▶ [INSTRUCTIONS TO FOLLOW]: Everything in the data should be repeated exactly, save for the images.

▶ [ROWS]:
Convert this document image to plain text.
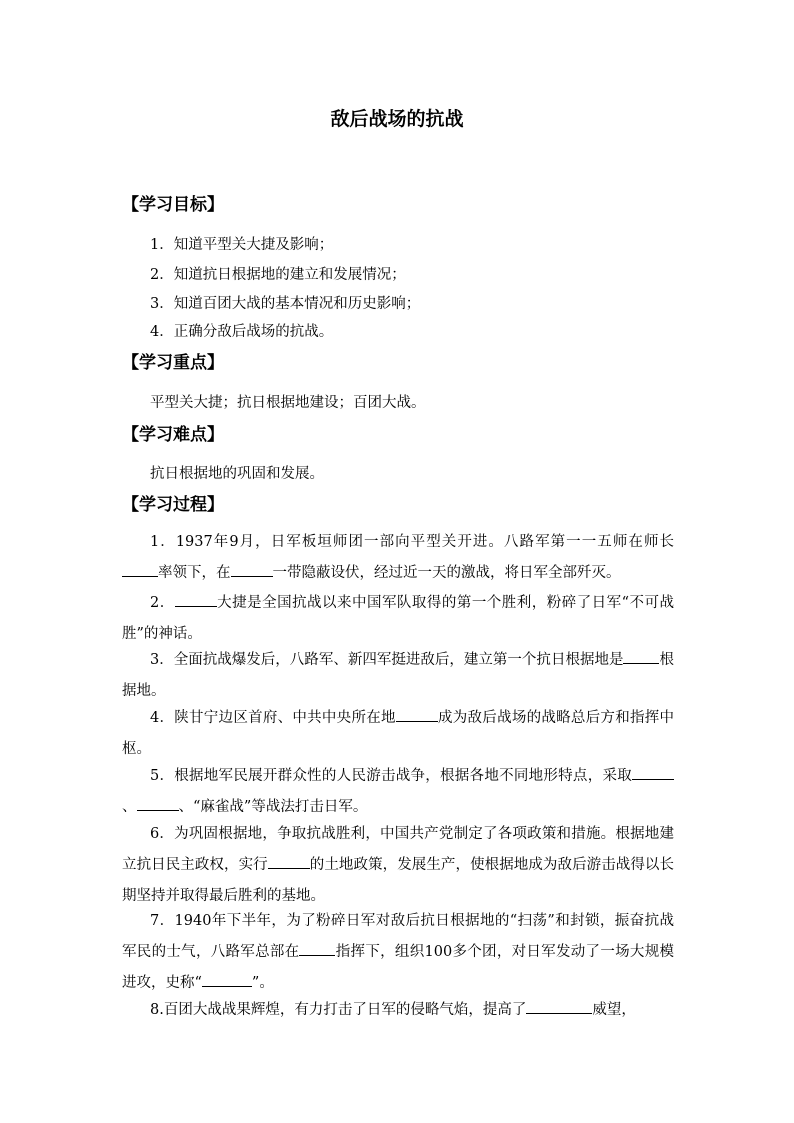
敌后战场的抗战
【学习目标】
1．知道平型关大捷及影响；
2．知道抗日根据地的建立和发展情况；
3．知道百团大战的基本情况和历史影响；
4．正确分敌后战场的抗战。
【学习重点】
平型关大捷；抗日根据地建设；百团大战。
【学习难点】
抗日根据地的巩固和发展。
【学习过程】
1．1937年9月，日军板垣师团一部向平型关开进。八路军第一一五师在师长率领下，在	一带隐蔽设伏，经过近一天的激战，将日军全部歼灭。
2．	大捷是全国抗战以来中国军队取得的第一个胜利，粉碎了日军“不可战胜”的神话。
3．全面抗战爆发后，八路军、新四军挺进敌后，建立第一个抗日根据地是 根据地。
4．陕甘宁边区首府、中共中央所在地	成为敌后战场的战略总后方和指挥中枢。
5．根据地军民展开群众性的人民游击战争，根据各地不同地形特点，采取、	、“麻雀战”等战法打击日军。
6．为巩固根据地，争取抗战胜利，中国共产党制定了各项政策和措施。根据地建立抗日民主政权，实行	的土地政策，发展生产，使根据地成为敌后游击战得以长期坚持并取得最后胜利的基地。
7．1940年下半年，为了粉碎日军对敌后抗日根据地的“扫荡”和封锁，振奋抗战军民的士气，八路军总部在 指挥下，组织100多个团，对日军发动了一场大规模进攻，史称“	”。
8.百团大战战果辉煌，有力打击了日军的侵略气焰，提高了	威望，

▶ [RESULT OF THIS EXERCISE]:
Convert this document image to plain text.
敌后战场的抗战
【学习目标】
1．知道平型关大捷及影响；
2．知道抗日根据地的建立和发展情况；
3．知道百团大战的基本情况和历史影响；
4．正确分敌后战场的抗战。
【学习重点】
平型关大捷；抗日根据地建设；百团大战。
【学习难点】
抗日根据地的巩固和发展。
【学习过程】
1．1937年9月，日军板垣师团一部向平型关开进。八路军第一一五师在师长率领下，在	一带隐蔽设伏，经过近一天的激战，将日军全部歼灭。
2．	大捷是全国抗战以来中国军队取得的第一个胜利，粉碎了日军“不可战胜”的神话。
3．全面抗战爆发后，八路军、新四军挺进敌后，建立第一个抗日根据地是 根据地。
4．陕甘宁边区首府、中共中央所在地	成为敌后战场的战略总后方和指挥中枢。
5．根据地军民展开群众性的人民游击战争，根据各地不同地形特点，采取、	、“麻雀战”等战法打击日军。
6．为巩固根据地，争取抗战胜利，中国共产党制定了各项政策和措施。根据地建立抗日民主政权，实行	的土地政策，发展生产，使根据地成为敌后游击战得以长期坚持并取得最后胜利的基地。
7．1940年下半年，为了粉碎日军对敌后抗日根据地的“扫荡”和封锁，振奋抗战军民的士气，八路军总部在 指挥下，组织100多个团，对日军发动了一场大规模进攻，史称“	”。
8.百团大战战果辉煌，有力打击了日军的侵略气焰，提高了	威望，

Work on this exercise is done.